##### 본문 #####

만약 이들 CWAPN2N3 도메인이 인간 FH와 결합할 수 있다면, FH-결합 CWAPN2N3 도메인은 FI의 존재 하에 보체인 C3b가 iC3b로 전환되도록 유도할 수 있다. 이러한 가능성을 입증하기 위하여, SdrEN2N3 및 항-FH-IgG 단백질을 모두 양성 대조군으로 사용하였는데, 이는 SdrEN2N3가 인간 FH와 결합한다고 알려졌고(Sharp JA et al., 2012. PLoS One 7:e38407; Zhang Y et al., 2017. Biochem J 474:1619-1631), 항-FH-IgG는 FH에 결합하기 때문이다. 도 17b에서 보는 바와 같이, 7개의 CWAPN2N3 단백질을 양성 대조군 단백질과 함께 마이크로플레이트에 코팅하였으며, 음성 대조군으로 BSA도 코팅하였다. FH와 함께 배양한 뒤, 미결합 FH를 ??어냈다. C3b 및 FI를 첨가한 후, 플레이트를 37℃에서 3시간 동안 배양하였다. 형성된 iC3b를 항-C3-mAb를 이용한 웨스턴 블롯으로 검출하였다(도 17b). 예상대로 BSA-코팅된 분획은 FH/C3b/FI를 첨가해도 iC3b의 42 kDa 절편을 거의 형성하지 못하여(레인 1), BSA가 FH를 유인할 수 없음을 알 수 있었다. 그러나, SdrEN2N3- 및 항-FH-IgG-코팅된 분획은 FH/C3b/FI의 존재 하에 42kDa 절편을 뚜렷하게 형성하였으나(레인 11 및 17), FI/C3b만 첨가 시 그렇지 않았으며(레인 12 및 18), 이를 통해 SdrEN2N3 및 항-FH-IgG가 FH를 끌어들여 FI에 의해 C3b를 iC3b로 변환시킴을 알 수 있었다. 동일한 조건에서, ClfAN2N3, FnbpAN2N3 및 FnbpBN2N3-코팅된 분획은 FH, C3b 및 FI를 첨가함으로써 42 kDa 절편을 생성하였으나(각각 레인 3, 13 및 15), FH가 존재하지 않을 경우 그렇지 않았다(레인 4, 14 및 16). 이러한 결과를 통해 ClfAN2N3, FnbpAN2N3, FnbpBN2N3 및 SdrEN2N3 도메인이 인간 FH와 결합할 수 있으며 FH는 FI를 끌어들임으로써, 인 비트로에서 보체 C3b가 iC3b로 가수분해되도록 함을 다시한번 확인할 수 있었다.

##### 제공된 항목 #####

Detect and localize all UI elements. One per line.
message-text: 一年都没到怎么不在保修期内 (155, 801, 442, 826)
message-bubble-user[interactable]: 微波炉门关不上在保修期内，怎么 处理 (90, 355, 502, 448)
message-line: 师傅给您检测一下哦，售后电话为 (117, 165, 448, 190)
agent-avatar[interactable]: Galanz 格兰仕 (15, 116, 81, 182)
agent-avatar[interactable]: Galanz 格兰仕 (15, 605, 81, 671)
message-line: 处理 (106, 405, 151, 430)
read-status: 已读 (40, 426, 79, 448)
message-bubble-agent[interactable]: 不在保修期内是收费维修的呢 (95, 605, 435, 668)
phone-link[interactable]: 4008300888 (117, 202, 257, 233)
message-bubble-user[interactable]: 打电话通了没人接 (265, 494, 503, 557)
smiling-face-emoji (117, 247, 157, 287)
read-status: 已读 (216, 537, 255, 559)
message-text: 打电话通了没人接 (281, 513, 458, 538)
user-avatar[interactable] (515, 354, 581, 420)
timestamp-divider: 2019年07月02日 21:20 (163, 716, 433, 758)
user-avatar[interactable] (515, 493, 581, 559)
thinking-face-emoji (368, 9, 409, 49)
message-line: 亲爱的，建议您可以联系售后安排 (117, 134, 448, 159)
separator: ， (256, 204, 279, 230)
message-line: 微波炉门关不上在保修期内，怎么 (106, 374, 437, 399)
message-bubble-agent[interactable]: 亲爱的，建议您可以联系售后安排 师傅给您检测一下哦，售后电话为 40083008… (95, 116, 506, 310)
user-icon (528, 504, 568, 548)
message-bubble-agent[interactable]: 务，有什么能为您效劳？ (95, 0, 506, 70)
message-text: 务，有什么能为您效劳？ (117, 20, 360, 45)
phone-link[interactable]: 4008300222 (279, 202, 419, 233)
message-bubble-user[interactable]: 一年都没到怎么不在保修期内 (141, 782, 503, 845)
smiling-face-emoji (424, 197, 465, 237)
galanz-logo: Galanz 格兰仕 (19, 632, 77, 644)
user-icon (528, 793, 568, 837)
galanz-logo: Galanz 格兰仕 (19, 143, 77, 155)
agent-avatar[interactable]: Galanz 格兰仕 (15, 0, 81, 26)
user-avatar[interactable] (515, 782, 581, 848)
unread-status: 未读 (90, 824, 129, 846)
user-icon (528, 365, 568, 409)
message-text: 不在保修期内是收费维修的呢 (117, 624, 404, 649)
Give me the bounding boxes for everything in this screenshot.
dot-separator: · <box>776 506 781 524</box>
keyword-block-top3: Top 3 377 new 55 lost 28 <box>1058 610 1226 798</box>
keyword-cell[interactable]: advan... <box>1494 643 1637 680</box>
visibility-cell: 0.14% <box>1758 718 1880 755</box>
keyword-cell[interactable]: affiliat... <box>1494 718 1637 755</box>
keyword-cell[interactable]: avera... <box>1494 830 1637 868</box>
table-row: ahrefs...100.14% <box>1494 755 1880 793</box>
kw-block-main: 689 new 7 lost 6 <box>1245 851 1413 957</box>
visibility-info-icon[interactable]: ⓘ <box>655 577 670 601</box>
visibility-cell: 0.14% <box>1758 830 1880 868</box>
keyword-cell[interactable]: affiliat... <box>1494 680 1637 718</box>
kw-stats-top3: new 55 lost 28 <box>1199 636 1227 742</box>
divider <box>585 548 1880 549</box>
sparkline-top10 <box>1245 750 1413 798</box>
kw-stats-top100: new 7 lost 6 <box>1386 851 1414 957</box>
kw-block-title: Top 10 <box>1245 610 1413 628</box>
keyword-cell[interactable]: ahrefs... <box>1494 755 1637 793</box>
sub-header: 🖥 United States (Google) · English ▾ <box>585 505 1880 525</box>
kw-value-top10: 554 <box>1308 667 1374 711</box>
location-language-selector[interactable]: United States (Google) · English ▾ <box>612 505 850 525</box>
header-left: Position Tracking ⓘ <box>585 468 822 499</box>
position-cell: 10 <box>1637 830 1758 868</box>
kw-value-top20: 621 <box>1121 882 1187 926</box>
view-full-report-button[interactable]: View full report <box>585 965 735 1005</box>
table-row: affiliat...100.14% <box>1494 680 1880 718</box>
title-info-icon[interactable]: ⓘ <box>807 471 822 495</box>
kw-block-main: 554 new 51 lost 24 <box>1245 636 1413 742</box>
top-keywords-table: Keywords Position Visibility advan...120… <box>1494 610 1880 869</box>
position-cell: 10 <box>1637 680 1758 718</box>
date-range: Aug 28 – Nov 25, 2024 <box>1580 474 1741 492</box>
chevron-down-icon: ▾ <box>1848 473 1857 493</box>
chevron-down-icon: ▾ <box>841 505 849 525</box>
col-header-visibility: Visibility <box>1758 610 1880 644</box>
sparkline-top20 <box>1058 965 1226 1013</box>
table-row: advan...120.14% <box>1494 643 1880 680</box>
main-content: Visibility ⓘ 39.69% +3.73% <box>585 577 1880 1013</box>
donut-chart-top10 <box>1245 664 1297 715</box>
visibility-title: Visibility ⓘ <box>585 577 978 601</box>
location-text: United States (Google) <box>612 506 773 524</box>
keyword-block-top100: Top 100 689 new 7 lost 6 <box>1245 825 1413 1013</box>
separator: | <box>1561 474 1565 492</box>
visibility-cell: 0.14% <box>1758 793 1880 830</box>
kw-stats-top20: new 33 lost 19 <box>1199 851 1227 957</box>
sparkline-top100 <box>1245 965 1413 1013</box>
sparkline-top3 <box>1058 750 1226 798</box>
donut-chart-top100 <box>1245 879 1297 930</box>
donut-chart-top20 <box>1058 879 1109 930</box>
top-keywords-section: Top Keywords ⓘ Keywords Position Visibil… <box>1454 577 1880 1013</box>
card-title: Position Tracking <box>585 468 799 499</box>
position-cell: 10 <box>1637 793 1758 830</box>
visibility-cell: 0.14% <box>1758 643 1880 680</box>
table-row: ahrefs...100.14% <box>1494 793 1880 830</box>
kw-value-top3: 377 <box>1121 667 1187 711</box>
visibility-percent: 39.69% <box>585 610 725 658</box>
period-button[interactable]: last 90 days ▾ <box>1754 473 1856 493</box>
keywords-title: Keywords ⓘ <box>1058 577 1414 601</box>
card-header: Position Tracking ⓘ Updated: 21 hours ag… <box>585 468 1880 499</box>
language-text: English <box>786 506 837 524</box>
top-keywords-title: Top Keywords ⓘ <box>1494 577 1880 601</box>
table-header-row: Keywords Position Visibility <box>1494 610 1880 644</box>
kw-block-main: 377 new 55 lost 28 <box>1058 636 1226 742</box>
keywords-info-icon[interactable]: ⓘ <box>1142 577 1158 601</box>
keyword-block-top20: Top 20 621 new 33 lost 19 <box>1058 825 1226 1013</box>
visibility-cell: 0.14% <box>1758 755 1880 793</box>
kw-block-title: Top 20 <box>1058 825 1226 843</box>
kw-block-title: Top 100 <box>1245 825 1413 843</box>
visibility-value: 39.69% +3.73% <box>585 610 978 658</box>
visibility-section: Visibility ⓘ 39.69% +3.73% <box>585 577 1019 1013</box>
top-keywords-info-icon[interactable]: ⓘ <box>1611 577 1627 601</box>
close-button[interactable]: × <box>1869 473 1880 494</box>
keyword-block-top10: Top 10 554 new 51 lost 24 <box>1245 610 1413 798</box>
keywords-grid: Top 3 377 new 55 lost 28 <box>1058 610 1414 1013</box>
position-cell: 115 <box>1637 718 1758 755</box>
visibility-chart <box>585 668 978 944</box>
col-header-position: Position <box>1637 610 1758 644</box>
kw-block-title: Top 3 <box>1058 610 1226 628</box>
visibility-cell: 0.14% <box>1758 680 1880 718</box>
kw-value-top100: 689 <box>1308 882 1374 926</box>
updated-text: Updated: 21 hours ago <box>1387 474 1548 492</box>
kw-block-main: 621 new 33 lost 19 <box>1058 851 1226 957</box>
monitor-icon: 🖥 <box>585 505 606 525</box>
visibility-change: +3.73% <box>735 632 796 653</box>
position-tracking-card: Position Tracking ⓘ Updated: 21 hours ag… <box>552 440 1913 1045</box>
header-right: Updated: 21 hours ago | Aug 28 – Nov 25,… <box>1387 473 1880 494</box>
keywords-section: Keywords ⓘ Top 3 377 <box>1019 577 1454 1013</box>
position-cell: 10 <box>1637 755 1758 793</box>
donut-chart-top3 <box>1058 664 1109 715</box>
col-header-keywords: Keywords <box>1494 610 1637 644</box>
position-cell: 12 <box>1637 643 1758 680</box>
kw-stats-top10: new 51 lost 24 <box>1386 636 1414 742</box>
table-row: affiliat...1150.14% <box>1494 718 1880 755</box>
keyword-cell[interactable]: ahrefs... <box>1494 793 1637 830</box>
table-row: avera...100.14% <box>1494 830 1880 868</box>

#####

** 문제 **
FH 결합 도메인과 C3b의 iC3b 전환을 다룬 본문을 마지막 문장 다음부터 이어 쓰시오.

** 답안란 **
FH-결합 CWAP N2N3 단백질 첨가에 의해 FH가 S. aureus 세포 표면으로 모이지 못하고, 이로 인해 C3b의 C3b로의 변환이 감소한다.
4개의 S. aureus CWAP가 FH에 결합할 수 있음을 확인하였으므로, FH가 CWAP를 발현하는 살아있는 S. aureus 세포로 이동하는 것이 FH-결합 CWAPN2N3 단백질을 첨가함으로써 억제될 수 있는지를 조사하고자 하였다. 이를 위해, S. aureus USA300 LAC 생균 세포를 FH 및 5개 상이한 단백질(ClfAN2N3, SdrEN2N3, FnbpAN2N3, FnbpBN2N3 및 SdrC)과 함께 배양하였다(도 18a). PBS 하에서, 첨가된 모든 FH 단백질은 박테리아 표면(펠렛)으로 이동하였으며(레인 2), 상등액(레인 1)에는 존재하지 않았다. ClfAN2N3, SdrEN2N3 및 FnbpAN2N3의 경우 첨가된 FH의 거의 절반이 상등액(레인 3, 5 및 7)에, 나머지 절반이 펠렛(레인 4, 6 및 8)에 존재하였다. 예상대로, FnbpBN2N3를 첨가하자 박테리아 표면의 FH 증가가 완전히 억제되어(레인 10), 첨가된 FH 대부분이 상등액에 축적되었다(레인 9). 반대로, FH와의 결합능이 없는 것으로 나타난 SdrCN2N3의 경우(도 17a), 첨가된 모든 FH가 상등액이 아닌 박테리아 표면으로 이동함으로써(레인 12), SdrCN2N3 단백질은 FH와 S. aureus의 결합에 역제효과가 없는 것으로 확인되었다(레인 11). 종합하면, 이러한 결과는 FnbpAN2N3, FnbpBN2N3, SdrEN2N3 및 ClfAN2N3의 4개 FH-결합 단백질이 FH와 결합함으로써 박테리아 표면에서 발현되는 CWAP 단백질의 경쟁적 억제제로 기능함을 말해준다. 4개 단백질 중, FnbpBN2N3S. aureus 표면으로의 FH 이동을 현저하게 억제하였다.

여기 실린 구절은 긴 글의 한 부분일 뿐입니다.